:: SUPPLIED MATERIAL ::
========================================================================

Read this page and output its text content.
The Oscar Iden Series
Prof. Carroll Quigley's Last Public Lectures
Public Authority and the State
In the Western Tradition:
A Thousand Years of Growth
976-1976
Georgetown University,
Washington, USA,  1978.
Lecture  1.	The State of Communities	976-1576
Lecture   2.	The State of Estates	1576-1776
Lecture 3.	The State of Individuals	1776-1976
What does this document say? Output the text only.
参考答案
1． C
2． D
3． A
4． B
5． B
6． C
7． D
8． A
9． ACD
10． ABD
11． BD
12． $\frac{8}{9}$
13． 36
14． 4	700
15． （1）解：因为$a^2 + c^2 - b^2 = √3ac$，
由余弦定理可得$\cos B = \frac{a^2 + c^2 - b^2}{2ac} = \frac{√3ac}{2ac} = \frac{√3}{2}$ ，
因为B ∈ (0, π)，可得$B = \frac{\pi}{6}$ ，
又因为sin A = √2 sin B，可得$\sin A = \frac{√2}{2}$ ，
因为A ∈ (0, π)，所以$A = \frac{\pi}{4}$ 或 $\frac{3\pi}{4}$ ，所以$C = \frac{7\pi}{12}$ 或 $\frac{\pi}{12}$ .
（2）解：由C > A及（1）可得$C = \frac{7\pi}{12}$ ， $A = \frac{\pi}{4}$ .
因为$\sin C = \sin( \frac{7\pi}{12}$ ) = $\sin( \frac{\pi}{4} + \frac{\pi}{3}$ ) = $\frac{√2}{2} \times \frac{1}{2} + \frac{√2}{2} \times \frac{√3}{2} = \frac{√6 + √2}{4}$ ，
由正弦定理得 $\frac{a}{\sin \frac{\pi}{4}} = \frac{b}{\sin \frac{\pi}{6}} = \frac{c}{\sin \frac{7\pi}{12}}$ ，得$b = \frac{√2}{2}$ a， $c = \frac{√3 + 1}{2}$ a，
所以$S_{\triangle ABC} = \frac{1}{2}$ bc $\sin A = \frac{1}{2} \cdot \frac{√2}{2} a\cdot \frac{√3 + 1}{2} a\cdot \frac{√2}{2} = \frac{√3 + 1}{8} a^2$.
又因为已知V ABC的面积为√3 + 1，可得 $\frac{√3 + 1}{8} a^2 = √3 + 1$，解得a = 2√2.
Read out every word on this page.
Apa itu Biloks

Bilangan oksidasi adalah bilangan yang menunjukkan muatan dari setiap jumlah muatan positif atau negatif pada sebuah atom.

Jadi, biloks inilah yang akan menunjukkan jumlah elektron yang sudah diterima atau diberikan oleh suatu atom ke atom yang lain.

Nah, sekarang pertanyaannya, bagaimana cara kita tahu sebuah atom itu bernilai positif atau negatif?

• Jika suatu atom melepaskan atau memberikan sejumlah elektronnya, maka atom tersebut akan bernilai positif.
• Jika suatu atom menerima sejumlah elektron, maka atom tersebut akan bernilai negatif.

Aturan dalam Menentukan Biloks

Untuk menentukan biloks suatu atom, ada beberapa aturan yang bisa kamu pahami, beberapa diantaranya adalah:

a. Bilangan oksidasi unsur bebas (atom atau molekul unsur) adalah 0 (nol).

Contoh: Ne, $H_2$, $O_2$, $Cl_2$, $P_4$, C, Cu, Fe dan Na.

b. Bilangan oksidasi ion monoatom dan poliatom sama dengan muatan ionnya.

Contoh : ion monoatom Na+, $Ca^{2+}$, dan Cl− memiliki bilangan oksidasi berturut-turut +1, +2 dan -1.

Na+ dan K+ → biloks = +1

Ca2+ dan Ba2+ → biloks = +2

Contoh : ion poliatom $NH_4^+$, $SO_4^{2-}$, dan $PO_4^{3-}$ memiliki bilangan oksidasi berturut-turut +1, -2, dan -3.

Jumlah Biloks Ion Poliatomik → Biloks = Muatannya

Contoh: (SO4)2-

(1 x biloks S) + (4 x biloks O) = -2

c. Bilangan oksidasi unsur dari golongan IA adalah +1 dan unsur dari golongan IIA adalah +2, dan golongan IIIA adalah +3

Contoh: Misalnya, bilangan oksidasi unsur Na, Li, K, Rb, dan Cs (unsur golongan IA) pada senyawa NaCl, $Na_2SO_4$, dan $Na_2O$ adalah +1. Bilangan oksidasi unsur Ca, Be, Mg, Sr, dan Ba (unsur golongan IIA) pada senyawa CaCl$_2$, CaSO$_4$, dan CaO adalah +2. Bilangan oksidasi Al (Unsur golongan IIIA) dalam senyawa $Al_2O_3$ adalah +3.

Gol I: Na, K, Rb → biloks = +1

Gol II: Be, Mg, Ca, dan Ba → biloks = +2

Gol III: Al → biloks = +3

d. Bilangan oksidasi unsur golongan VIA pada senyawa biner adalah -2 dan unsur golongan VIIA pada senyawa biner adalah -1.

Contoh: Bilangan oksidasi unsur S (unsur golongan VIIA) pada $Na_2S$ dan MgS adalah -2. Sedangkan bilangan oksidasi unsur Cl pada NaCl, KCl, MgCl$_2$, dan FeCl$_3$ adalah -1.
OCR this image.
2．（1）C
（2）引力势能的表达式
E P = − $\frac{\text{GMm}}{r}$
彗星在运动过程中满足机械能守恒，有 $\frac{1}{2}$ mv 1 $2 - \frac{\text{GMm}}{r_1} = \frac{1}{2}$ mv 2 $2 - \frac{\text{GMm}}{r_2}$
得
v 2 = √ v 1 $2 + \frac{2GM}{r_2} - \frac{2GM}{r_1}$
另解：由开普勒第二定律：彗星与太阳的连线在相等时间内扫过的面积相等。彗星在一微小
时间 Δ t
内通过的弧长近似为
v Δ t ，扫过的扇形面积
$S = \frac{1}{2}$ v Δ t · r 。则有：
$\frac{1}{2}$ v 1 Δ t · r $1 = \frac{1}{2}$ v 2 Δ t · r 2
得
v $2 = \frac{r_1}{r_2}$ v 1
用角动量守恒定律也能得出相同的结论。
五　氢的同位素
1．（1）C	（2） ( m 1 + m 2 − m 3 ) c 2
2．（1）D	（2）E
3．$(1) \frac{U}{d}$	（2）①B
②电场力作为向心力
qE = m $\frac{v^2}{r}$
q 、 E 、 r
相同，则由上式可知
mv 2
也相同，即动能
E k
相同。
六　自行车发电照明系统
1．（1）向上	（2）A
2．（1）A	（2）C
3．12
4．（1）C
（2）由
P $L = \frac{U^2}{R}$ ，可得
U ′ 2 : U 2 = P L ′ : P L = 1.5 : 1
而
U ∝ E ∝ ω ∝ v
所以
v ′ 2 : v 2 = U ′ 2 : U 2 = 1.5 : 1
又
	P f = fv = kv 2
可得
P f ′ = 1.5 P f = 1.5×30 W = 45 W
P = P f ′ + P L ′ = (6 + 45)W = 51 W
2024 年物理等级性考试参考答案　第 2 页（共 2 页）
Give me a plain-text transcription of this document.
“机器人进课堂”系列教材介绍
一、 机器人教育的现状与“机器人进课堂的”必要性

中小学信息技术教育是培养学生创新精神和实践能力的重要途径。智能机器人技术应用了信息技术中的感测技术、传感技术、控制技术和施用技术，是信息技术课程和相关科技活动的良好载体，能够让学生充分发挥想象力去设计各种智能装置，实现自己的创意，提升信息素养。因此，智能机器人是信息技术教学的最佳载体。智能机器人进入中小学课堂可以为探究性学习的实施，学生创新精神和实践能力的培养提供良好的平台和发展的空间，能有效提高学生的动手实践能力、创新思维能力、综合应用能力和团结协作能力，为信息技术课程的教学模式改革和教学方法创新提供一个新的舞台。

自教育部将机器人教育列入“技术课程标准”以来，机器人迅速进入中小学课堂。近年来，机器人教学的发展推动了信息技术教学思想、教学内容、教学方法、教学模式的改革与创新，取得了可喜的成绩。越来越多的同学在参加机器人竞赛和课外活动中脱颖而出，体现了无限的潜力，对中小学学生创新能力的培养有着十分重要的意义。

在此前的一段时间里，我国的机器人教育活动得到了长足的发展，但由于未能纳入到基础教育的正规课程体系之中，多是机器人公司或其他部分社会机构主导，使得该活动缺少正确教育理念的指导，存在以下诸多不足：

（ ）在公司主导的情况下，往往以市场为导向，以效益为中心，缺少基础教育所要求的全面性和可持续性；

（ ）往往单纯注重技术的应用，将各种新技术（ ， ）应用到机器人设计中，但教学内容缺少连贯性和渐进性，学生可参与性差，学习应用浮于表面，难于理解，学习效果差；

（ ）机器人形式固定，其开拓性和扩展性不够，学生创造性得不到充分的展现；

========================================================================

:: EXERCISE AIM ::
Go through the listing above and work out how many lines contain the string "State". Reply with the number alone.

:: OUTPUT FOR THIS TASK ::
4